##### DATA FOR THIS EXERCISE #####

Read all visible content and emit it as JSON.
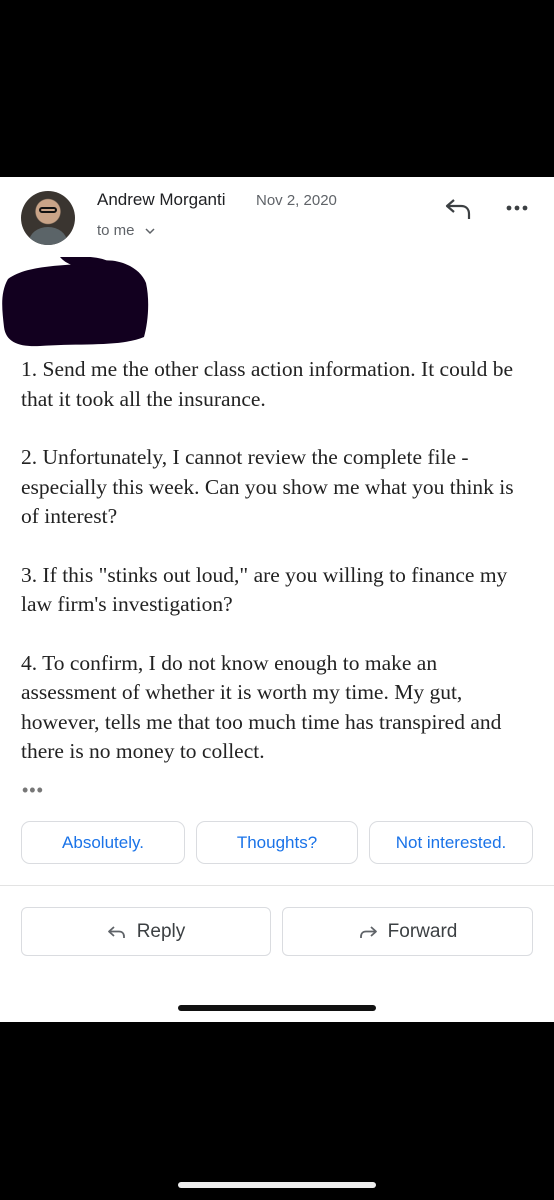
{
  "header": {
    "sender_name": "Andrew Morganti",
    "date": "Nov 2, 2020",
    "recipient": "to me"
  },
  "icons": {
    "reply": "reply-icon",
    "more": "more-vert-icon",
    "chevron": "chevron-down-icon"
  },
  "body": {
    "paragraphs": [
      "1.  Send me the other class action information.  It could be that it took all the insurance.",
      "2.  Unfortunately, I cannot review the complete file - especially this week.  Can you show me what you think is of interest?",
      "3.  If this \"stinks out loud,\" are you willing to finance my law firm's investigation?",
      "4.  To confirm, I do not know enough to make an assessment of whether it is worth my time.  My gut, however, tells me that too much time has transpired and there is no money to collect."
    ]
  },
  "smart_replies": [
    "Absolutely.",
    "Thoughts?",
    "Not interested."
  ],
  "actions": {
    "reply_label": "Reply",
    "forward_label": "Forward"
  },
  "colors": {
    "accent": "#1a73e8",
    "redaction": "#12001f"
  }
}
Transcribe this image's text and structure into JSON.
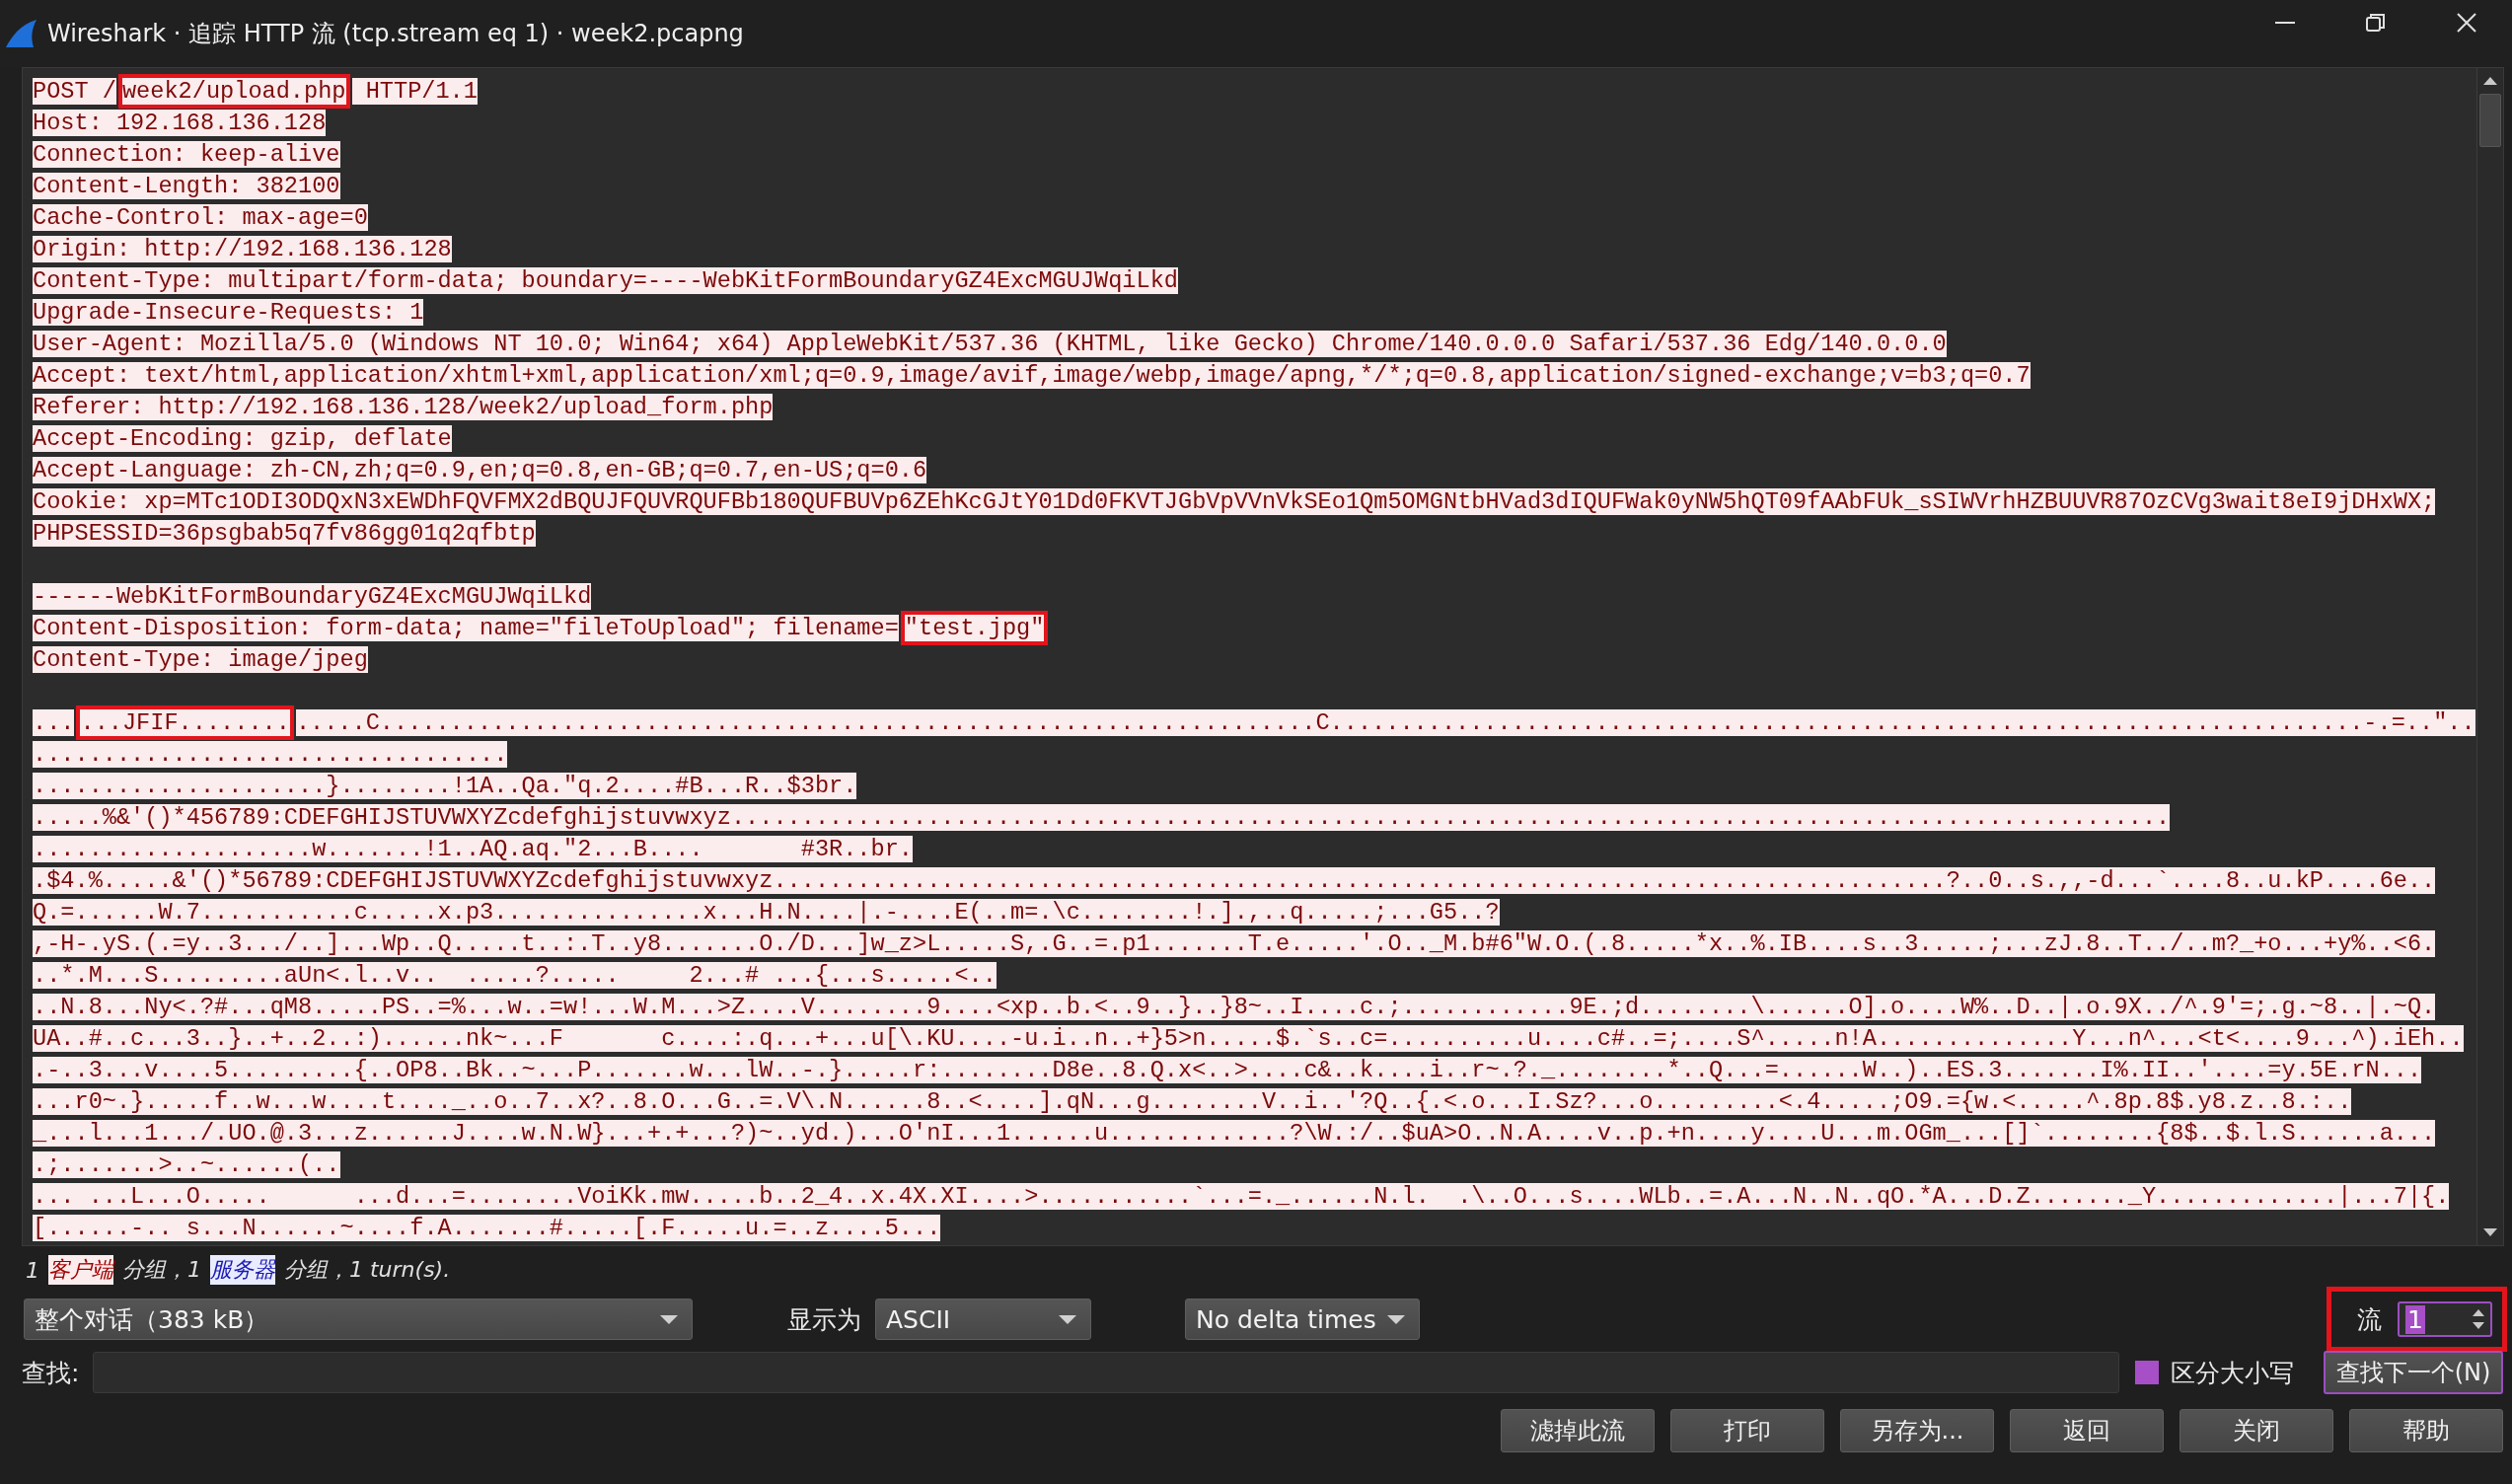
{
  "window": {
    "title": "Wireshark · 追踪 HTTP 流 (tcp.stream eq 1) · week2.pcapng"
  },
  "stream_lines": [
    {
      "kind": "text",
      "segments": [
        {
          "text": "POST /",
          "marked": false
        },
        {
          "text": "week2/upload.php",
          "marked": true
        },
        {
          "text": " HTTP/1.1",
          "marked": false
        }
      ]
    },
    {
      "kind": "text",
      "segments": [
        {
          "text": "Host: 192.168.136.128",
          "marked": false
        }
      ]
    },
    {
      "kind": "text",
      "segments": [
        {
          "text": "Connection: keep-alive",
          "marked": false
        }
      ]
    },
    {
      "kind": "text",
      "segments": [
        {
          "text": "Content-Length: 382100",
          "marked": false
        }
      ]
    },
    {
      "kind": "text",
      "segments": [
        {
          "text": "Cache-Control: max-age=0",
          "marked": false
        }
      ]
    },
    {
      "kind": "text",
      "segments": [
        {
          "text": "Origin: http://192.168.136.128",
          "marked": false
        }
      ]
    },
    {
      "kind": "text",
      "segments": [
        {
          "text": "Content-Type: multipart/form-data; boundary=----WebKitFormBoundaryGZ4ExcMGUJWqiLkd",
          "marked": false
        }
      ]
    },
    {
      "kind": "text",
      "segments": [
        {
          "text": "Upgrade-Insecure-Requests: 1",
          "marked": false
        }
      ]
    },
    {
      "kind": "text",
      "segments": [
        {
          "text": "User-Agent: Mozilla/5.0 (Windows NT 10.0; Win64; x64) AppleWebKit/537.36 (KHTML, like Gecko) Chrome/140.0.0.0 Safari/537.36 Edg/140.0.0.0",
          "marked": false
        }
      ]
    },
    {
      "kind": "text",
      "segments": [
        {
          "text": "Accept: text/html,application/xhtml+xml,application/xml;q=0.9,image/avif,image/webp,image/apng,*/*;q=0.8,application/signed-exchange;v=b3;q=0.7",
          "marked": false
        }
      ]
    },
    {
      "kind": "text",
      "segments": [
        {
          "text": "Referer: http://192.168.136.128/week2/upload_form.php",
          "marked": false
        }
      ]
    },
    {
      "kind": "text",
      "segments": [
        {
          "text": "Accept-Encoding: gzip, deflate",
          "marked": false
        }
      ]
    },
    {
      "kind": "text",
      "segments": [
        {
          "text": "Accept-Language: zh-CN,zh;q=0.9,en;q=0.8,en-GB;q=0.7,en-US;q=0.6",
          "marked": false
        }
      ]
    },
    {
      "kind": "text",
      "segments": [
        {
          "text": "Cookie: xp=MTc1ODI3ODQxN3xEWDhFQVFMX2dBQUJFQUVRQUFBb180QUFBUVp6ZEhKcGJtY01Dd0FKVTJGbVpVVnVkSEo1Qm5OMGNtbHVad3dIQUFWak0yNW5hQT09fAAbFUk_sSIWVrhHZBUUVR87OzCVg3wait8eI9jDHxWX;",
          "marked": false
        }
      ]
    },
    {
      "kind": "text",
      "segments": [
        {
          "text": "PHPSESSID=36psgbab5q7fv86gg01q2qfbtp",
          "marked": false
        }
      ]
    },
    {
      "kind": "blank"
    },
    {
      "kind": "text",
      "segments": [
        {
          "text": "------WebKitFormBoundaryGZ4ExcMGUJWqiLkd",
          "marked": false
        }
      ]
    },
    {
      "kind": "text",
      "segments": [
        {
          "text": "Content-Disposition: form-data; name=\"fileToUpload\"; filename=",
          "marked": false
        },
        {
          "text": "\"test.jpg\"",
          "marked": true
        }
      ]
    },
    {
      "kind": "text",
      "segments": [
        {
          "text": "Content-Type: image/jpeg",
          "marked": false
        }
      ]
    },
    {
      "kind": "blank"
    },
    {
      "kind": "text",
      "segments": [
        {
          "text": "...",
          "marked": false
        },
        {
          "text": "...JFIF........",
          "marked": true
        },
        {
          "text": ".....C...................................................................C..........................................................................-.=..\"..",
          "marked": false
        }
      ]
    },
    {
      "kind": "text",
      "segments": [
        {
          "text": "..................................",
          "marked": false
        }
      ]
    },
    {
      "kind": "text",
      "segments": [
        {
          "text": ".....................}........!1A..Qa.\"q.2....#B...R..$3br.",
          "marked": false
        }
      ]
    },
    {
      "kind": "text",
      "segments": [
        {
          "text": ".....%&'()*456789:CDEFGHIJSTUVWXYZcdefghijstuvwxyz.......................................................................................................",
          "marked": false
        }
      ]
    },
    {
      "kind": "text",
      "segments": [
        {
          "text": "....................w.......!1..AQ.aq.\"2...B....       #3R..br.",
          "marked": false
        }
      ]
    },
    {
      "kind": "text",
      "segments": [
        {
          "text": ".$4.%.....&'()*56789:CDEFGHIJSTUVWXYZcdefghijstuvwxyz....................................................................................?..0..s.,,-d...`....8..u.kP....6e..",
          "marked": false
        }
      ]
    },
    {
      "kind": "text",
      "segments": [
        {
          "text": "Q.=......W.7...........c.....x.p3...............x...H.N....|.-....E(..m=.\\c........!.].,..q.....;...G5..?",
          "marked": false
        }
      ]
    },
    {
      "kind": "text",
      "segments": [
        {
          "text": ",-H-.yS.(.=y..3.../..]...Wp..Q.....t..:.T..y8.......O./D...]w_z>L.....S,.G..=.p1.......T.e.....'.O.._M.b#6\"W.O.(.8.....*x..%.IB....s..3.....;...zJ.8..T../..m?_+o...+y%..<6.",
          "marked": false
        }
      ]
    },
    {
      "kind": "text",
      "segments": [
        {
          "text": "..*.M...S.........aUn<.l..v..  .....?.....     2...# ...{...s.....<..",
          "marked": false
        }
      ]
    },
    {
      "kind": "text",
      "segments": [
        {
          "text": "..N.8...Ny<.?#...qM8.....PS..=%...w..=w!...W.M...>Z....V........9....<xp..b.<..9..}..}8~..I....c.;............9E.;d........\\......O].o....W%..D..|.o.9X../^.9'=;.g.~8..|.~Q.",
          "marked": false
        }
      ]
    },
    {
      "kind": "text",
      "segments": [
        {
          "text": "UA..#..c...3..}..+..2..:)......nk~...F       c....:.q...+...u[\\.KU....-u.i..n..+}5>n.....$.`s..c=..........u....c#..=;....S^.....n!A..............Y...n^...<t<....9...^).iEh..",
          "marked": false
        }
      ]
    },
    {
      "kind": "text",
      "segments": [
        {
          "text": ".-..3...v....5.........{..OP8..Bk..~...P.......w...lW..-.}.....r:........D8e..8.Q.x<..>....c&..k....i..r~.?._........*..Q...=......W..)..ES.3.......I%.II..'....=y.5E.rN...",
          "marked": false
        }
      ]
    },
    {
      "kind": "text",
      "segments": [
        {
          "text": "...r0~.}.....f..w...w....t...._..o..7..x?..8.O...G..=.V\\.N......8..<....].qN...g........V..i..'?Q..{.<.o...I.Sz?...o.........<.4.....;O9.={w.<.....^.8p.8$.y8.z..8.:..",
          "marked": false
        }
      ]
    },
    {
      "kind": "text",
      "segments": [
        {
          "text": "_...l...1.../.UO.@.3...z......J....w.N.W}...+.+...?)~..yd.)...O'nI...1......u.............?\\W.:/..$uA>O..N.A....v..p.+n....y....U...m.OGm_...[]`........{8$..$.l.S......a...",
          "marked": false
        }
      ]
    },
    {
      "kind": "text",
      "segments": [
        {
          "text": ".;.......>..~......(..",
          "marked": false
        }
      ]
    },
    {
      "kind": "text",
      "segments": [
        {
          "text": "... ...L...O.....      ...d...=........VoiKk.mw.....b..2_4..x.4X.XI....>...........`...=._......N.l.  .\\..O...s....WLb..=.A...N..N..qO.*A...D.Z......._Y.............|...7|{.",
          "marked": false
        }
      ]
    },
    {
      "kind": "text",
      "segments": [
        {
          "text": "[......-.. s...N......~....f.A.......#.....[.F.....u.=..z....5...",
          "marked": false
        }
      ]
    }
  ],
  "summary": {
    "segments": [
      {
        "text": "1",
        "kind": "plain"
      },
      {
        "text": "客户端",
        "kind": "client"
      },
      {
        "text": "分组，1",
        "kind": "plain"
      },
      {
        "text": "服务器",
        "kind": "server"
      },
      {
        "text": "分组，1 turn(s).",
        "kind": "plain"
      }
    ]
  },
  "conversation_select": {
    "value": "整个对话（383 kB）"
  },
  "show_as": {
    "label": "显示为",
    "value": "ASCII"
  },
  "delta_select": {
    "value": "No delta times"
  },
  "stream": {
    "label": "流",
    "value": "1",
    "marked": true
  },
  "find": {
    "label": "查找:"
  },
  "case_sensitive": {
    "label": "区分大小写",
    "checked": true
  },
  "find_next": {
    "label": "查找下一个(N)"
  },
  "buttons": [
    "滤掉此流",
    "打印",
    "另存为...",
    "返回",
    "关闭",
    "帮助"
  ]
}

#####

AIM →
Using the material above, copy every line in which the string "that" occurs.

SOLUTION →
      "1.  Send me the other class action information.  It could be that it took all the insurance.",
      "4.  To confirm, I do not know enough to make an assessment of whether it is worth my time.  My gut, however, tells me that too much time has transpired and there is no money to collect."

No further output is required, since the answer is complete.